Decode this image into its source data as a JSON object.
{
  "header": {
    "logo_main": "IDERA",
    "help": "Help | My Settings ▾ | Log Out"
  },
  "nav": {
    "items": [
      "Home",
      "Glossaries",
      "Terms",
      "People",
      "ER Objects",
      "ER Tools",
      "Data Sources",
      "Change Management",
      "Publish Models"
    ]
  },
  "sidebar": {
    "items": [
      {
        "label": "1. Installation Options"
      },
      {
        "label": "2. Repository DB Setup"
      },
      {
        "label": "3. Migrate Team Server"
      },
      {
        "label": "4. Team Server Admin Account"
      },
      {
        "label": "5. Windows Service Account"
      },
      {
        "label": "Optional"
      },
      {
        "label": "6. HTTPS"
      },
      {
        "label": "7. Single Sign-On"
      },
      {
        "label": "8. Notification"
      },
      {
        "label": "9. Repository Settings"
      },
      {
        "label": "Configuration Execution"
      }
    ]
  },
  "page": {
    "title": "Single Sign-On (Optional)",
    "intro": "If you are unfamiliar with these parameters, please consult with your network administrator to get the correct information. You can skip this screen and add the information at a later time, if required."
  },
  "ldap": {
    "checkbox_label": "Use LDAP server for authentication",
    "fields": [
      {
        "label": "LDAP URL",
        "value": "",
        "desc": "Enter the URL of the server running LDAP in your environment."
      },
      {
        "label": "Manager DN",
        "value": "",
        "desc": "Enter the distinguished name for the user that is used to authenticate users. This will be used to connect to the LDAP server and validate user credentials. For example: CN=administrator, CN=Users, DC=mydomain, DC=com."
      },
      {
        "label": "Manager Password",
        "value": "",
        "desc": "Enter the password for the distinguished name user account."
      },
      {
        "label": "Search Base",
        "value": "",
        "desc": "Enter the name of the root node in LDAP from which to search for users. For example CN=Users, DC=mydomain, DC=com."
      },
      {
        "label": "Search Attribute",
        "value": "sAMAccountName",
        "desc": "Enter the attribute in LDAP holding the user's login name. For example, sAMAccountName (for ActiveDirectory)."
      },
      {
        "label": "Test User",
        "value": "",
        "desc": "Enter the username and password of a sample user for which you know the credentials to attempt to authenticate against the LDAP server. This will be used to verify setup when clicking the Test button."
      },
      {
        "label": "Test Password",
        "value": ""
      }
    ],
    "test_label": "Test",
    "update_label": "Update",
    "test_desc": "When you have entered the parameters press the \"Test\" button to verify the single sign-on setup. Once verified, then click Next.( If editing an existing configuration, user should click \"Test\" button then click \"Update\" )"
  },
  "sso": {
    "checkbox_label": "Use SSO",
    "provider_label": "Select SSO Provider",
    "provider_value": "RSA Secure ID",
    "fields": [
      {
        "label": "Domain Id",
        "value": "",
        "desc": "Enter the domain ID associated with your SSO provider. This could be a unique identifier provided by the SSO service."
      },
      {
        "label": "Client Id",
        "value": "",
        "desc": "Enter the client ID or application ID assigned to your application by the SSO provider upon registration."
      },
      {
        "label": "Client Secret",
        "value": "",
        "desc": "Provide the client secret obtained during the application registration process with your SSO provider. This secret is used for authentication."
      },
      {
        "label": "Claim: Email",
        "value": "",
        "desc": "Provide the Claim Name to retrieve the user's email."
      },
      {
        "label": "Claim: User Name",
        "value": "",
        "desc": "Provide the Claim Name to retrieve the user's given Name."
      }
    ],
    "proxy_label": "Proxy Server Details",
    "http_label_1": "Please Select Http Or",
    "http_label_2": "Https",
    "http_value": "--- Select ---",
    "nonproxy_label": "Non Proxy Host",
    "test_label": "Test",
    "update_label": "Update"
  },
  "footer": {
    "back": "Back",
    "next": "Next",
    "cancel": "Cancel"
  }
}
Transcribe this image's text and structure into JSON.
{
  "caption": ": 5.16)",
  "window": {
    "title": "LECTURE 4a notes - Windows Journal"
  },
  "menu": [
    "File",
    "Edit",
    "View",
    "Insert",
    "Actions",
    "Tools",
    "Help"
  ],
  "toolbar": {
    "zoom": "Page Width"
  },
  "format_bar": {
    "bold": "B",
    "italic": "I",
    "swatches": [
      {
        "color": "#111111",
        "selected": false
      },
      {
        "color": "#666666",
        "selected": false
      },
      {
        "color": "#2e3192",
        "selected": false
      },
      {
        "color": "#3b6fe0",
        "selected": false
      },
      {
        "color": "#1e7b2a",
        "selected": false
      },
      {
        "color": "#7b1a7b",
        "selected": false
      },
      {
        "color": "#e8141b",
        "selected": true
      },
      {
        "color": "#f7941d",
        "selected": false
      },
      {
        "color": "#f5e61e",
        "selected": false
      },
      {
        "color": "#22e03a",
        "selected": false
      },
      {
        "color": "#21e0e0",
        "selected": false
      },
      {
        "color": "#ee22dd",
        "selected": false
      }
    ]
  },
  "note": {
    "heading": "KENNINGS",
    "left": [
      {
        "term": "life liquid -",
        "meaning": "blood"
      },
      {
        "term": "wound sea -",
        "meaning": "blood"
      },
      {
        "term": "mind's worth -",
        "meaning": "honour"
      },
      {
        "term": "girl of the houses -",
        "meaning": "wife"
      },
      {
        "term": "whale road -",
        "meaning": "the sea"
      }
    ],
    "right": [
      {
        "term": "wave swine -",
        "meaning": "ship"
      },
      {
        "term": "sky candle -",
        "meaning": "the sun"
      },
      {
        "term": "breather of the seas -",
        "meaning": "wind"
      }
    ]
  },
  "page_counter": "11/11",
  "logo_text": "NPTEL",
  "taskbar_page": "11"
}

####################

Look through the data above. Find each line with the string "sAMAccountName" and copy it.

▶ **EXERCISE RESULT**:
        "value": "sAMAccountName",
        "desc": "Enter the attribute in LDAP holding the user's login name. For example, sAMAccountName (for ActiveDirectory)."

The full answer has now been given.